*Saved data entries:*
**********
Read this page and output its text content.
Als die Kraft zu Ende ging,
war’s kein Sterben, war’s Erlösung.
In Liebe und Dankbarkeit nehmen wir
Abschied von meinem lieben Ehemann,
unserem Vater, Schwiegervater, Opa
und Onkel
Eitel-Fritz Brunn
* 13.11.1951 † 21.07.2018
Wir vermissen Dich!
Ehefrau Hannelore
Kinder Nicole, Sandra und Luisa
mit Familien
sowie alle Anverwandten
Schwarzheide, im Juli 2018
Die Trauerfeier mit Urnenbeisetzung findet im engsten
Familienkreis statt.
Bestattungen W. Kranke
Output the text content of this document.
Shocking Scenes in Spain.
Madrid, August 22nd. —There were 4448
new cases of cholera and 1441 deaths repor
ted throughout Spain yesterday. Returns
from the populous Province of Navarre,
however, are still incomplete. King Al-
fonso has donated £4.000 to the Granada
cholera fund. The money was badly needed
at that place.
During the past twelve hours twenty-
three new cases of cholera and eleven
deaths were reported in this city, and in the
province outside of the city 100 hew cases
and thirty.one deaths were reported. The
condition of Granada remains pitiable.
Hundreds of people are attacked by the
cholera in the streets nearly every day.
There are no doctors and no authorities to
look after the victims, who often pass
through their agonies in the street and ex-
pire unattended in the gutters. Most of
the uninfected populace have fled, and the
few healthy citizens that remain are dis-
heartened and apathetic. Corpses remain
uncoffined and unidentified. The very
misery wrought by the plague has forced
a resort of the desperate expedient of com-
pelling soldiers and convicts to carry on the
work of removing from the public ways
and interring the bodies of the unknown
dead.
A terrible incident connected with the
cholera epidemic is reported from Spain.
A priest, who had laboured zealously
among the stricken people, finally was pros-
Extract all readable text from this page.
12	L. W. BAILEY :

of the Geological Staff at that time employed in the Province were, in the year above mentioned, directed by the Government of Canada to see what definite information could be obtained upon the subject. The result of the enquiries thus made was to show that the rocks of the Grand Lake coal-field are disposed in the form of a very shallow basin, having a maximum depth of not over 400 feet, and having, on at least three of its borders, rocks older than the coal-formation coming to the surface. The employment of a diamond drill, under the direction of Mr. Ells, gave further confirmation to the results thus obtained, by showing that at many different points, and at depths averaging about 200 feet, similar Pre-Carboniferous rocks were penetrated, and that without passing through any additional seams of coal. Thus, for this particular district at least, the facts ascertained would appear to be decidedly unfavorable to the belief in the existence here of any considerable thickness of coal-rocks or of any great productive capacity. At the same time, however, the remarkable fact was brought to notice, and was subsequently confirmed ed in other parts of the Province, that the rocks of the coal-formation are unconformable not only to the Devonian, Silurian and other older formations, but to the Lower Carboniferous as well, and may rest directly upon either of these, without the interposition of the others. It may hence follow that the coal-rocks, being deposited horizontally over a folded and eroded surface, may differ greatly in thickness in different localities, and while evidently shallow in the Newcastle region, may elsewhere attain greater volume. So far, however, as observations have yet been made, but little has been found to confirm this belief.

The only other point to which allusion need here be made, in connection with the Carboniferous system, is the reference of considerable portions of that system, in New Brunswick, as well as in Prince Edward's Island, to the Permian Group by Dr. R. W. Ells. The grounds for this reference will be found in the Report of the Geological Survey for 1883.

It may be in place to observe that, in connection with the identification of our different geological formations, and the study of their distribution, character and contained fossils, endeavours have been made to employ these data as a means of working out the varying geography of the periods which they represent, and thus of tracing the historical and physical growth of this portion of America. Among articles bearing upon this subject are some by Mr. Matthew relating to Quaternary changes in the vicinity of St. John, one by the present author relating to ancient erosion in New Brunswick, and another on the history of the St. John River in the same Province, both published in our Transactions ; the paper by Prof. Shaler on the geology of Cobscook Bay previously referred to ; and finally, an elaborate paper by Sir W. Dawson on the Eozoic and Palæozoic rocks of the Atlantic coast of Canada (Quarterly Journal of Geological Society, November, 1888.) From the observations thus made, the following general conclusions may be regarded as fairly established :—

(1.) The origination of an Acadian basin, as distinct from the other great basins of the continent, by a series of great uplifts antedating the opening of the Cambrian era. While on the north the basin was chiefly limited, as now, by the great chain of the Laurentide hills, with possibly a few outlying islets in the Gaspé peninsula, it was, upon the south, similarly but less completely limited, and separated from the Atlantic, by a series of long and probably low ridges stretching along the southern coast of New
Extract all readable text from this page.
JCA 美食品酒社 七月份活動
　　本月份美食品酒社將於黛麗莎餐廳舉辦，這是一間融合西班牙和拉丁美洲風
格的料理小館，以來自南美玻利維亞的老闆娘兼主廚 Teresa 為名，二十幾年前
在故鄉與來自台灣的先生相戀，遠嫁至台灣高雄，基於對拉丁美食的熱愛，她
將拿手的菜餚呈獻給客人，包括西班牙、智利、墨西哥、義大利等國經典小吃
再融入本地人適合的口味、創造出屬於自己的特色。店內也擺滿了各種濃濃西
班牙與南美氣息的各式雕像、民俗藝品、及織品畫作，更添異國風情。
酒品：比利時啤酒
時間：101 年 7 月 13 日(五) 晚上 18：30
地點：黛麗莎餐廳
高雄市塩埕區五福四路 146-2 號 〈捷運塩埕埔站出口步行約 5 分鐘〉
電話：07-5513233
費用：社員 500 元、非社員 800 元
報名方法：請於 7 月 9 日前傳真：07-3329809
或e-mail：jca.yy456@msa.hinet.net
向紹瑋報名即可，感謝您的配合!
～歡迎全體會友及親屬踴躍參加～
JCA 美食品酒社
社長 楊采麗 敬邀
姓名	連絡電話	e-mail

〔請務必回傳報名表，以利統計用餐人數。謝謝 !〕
**********
*Required work:* Write out every record shown above, word for word.

*Answer below:*
Read this page and output its text content.
Als die Kraft zu Ende ging,
war’s kein Sterben, war’s Erlösung.
In Liebe und Dankbarkeit nehmen wir
Abschied von meinem lieben Ehemann,
unserem Vater, Schwiegervater, Opa
und Onkel
Eitel-Fritz Brunn
* 13.11.1951 † 21.07.2018
Wir vermissen Dich!
Ehefrau Hannelore
Kinder Nicole, Sandra und Luisa
mit Familien
sowie alle Anverwandten
Schwarzheide, im Juli 2018
Die Trauerfeier mit Urnenbeisetzung findet im engsten
Familienkreis statt.
Bestattungen W. Kranke
Output the text content of this document.
Shocking Scenes in Spain.
Madrid, August 22nd. —There were 4448
new cases of cholera and 1441 deaths repor
ted throughout Spain yesterday. Returns
from the populous Province of Navarre,
however, are still incomplete. King Al-
fonso has donated £4.000 to the Granada
cholera fund. The money was badly needed
at that place.
During the past twelve hours twenty-
three new cases of cholera and eleven
deaths were reported in this city, and in the
province outside of the city 100 hew cases
and thirty.one deaths were reported. The
condition of Granada remains pitiable.
Hundreds of people are attacked by the
cholera in the streets nearly every day.
There are no doctors and no authorities to
look after the victims, who often pass
through their agonies in the street and ex-
pire unattended in the gutters. Most of
the uninfected populace have fled, and the
few healthy citizens that remain are dis-
heartened and apathetic. Corpses remain
uncoffined and unidentified. The very
misery wrought by the plague has forced
a resort of the desperate expedient of com-
pelling soldiers and convicts to carry on the
work of removing from the public ways
and interring the bodies of the unknown
dead.
A terrible incident connected with the
cholera epidemic is reported from Spain.
A priest, who had laboured zealously
among the stricken people, finally was pros-
Extract all readable text from this page.
12	L. W. BAILEY :

of the Geological Staff at that time employed in the Province were, in the year above mentioned, directed by the Government of Canada to see what definite information could be obtained upon the subject. The result of the enquiries thus made was to show that the rocks of the Grand Lake coal-field are disposed in the form of a very shallow basin, having a maximum depth of not over 400 feet, and having, on at least three of its borders, rocks older than the coal-formation coming to the surface. The employment of a diamond drill, under the direction of Mr. Ells, gave further confirmation to the results thus obtained, by showing that at many different points, and at depths averaging about 200 feet, similar Pre-Carboniferous rocks were penetrated, and that without passing through any additional seams of coal. Thus, for this particular district at least, the facts ascertained would appear to be decidedly unfavorable to the belief in the existence here of any considerable thickness of coal-rocks or of any great productive capacity. At the same time, however, the remarkable fact was brought to notice, and was subsequently confirmed ed in other parts of the Province, that the rocks of the coal-formation are unconformable not only to the Devonian, Silurian and other older formations, but to the Lower Carboniferous as well, and may rest directly upon either of these, without the interposition of the others. It may hence follow that the coal-rocks, being deposited horizontally over a folded and eroded surface, may differ greatly in thickness in different localities, and while evidently shallow in the Newcastle region, may elsewhere attain greater volume. So far, however, as observations have yet been made, but little has been found to confirm this belief.

The only other point to which allusion need here be made, in connection with the Carboniferous system, is the reference of considerable portions of that system, in New Brunswick, as well as in Prince Edward's Island, to the Permian Group by Dr. R. W. Ells. The grounds for this reference will be found in the Report of the Geological Survey for 1883.

It may be in place to observe that, in connection with the identification of our different geological formations, and the study of their distribution, character and contained fossils, endeavours have been made to employ these data as a means of working out the varying geography of the periods which they represent, and thus of tracing the historical and physical growth of this portion of America. Among articles bearing upon this subject are some by Mr. Matthew relating to Quaternary changes in the vicinity of St. John, one by the present author relating to ancient erosion in New Brunswick, and another on the history of the St. John River in the same Province, both published in our Transactions ; the paper by Prof. Shaler on the geology of Cobscook Bay previously referred to ; and finally, an elaborate paper by Sir W. Dawson on the Eozoic and Palæozoic rocks of the Atlantic coast of Canada (Quarterly Journal of Geological Society, November, 1888.) From the observations thus made, the following general conclusions may be regarded as fairly established :—

(1.) The origination of an Acadian basin, as distinct from the other great basins of the continent, by a series of great uplifts antedating the opening of the Cambrian era. While on the north the basin was chiefly limited, as now, by the great chain of the Laurentide hills, with possibly a few outlying islets in the Gaspé peninsula, it was, upon the south, similarly but less completely limited, and separated from the Atlantic, by a series of long and probably low ridges stretching along the southern coast of New
Extract all readable text from this page.
JCA 美食品酒社 七月份活動
　　本月份美食品酒社將於黛麗莎餐廳舉辦，這是一間融合西班牙和拉丁美洲風
格的料理小館，以來自南美玻利維亞的老闆娘兼主廚 Teresa 為名，二十幾年前
在故鄉與來自台灣的先生相戀，遠嫁至台灣高雄，基於對拉丁美食的熱愛，她
將拿手的菜餚呈獻給客人，包括西班牙、智利、墨西哥、義大利等國經典小吃
再融入本地人適合的口味、創造出屬於自己的特色。店內也擺滿了各種濃濃西
班牙與南美氣息的各式雕像、民俗藝品、及織品畫作，更添異國風情。
酒品：比利時啤酒
時間：101 年 7 月 13 日(五) 晚上 18：30
地點：黛麗莎餐廳
高雄市塩埕區五福四路 146-2 號 〈捷運塩埕埔站出口步行約 5 分鐘〉
電話：07-5513233
費用：社員 500 元、非社員 800 元
報名方法：請於 7 月 9 日前傳真：07-3329809
或e-mail：jca.yy456@msa.hinet.net
向紹瑋報名即可，感謝您的配合!
～歡迎全體會友及親屬踴躍參加～
JCA 美食品酒社
社長 楊采麗 敬邀
姓名	連絡電話	e-mail

〔請務必回傳報名表，以利統計用餐人數。謝謝 !〕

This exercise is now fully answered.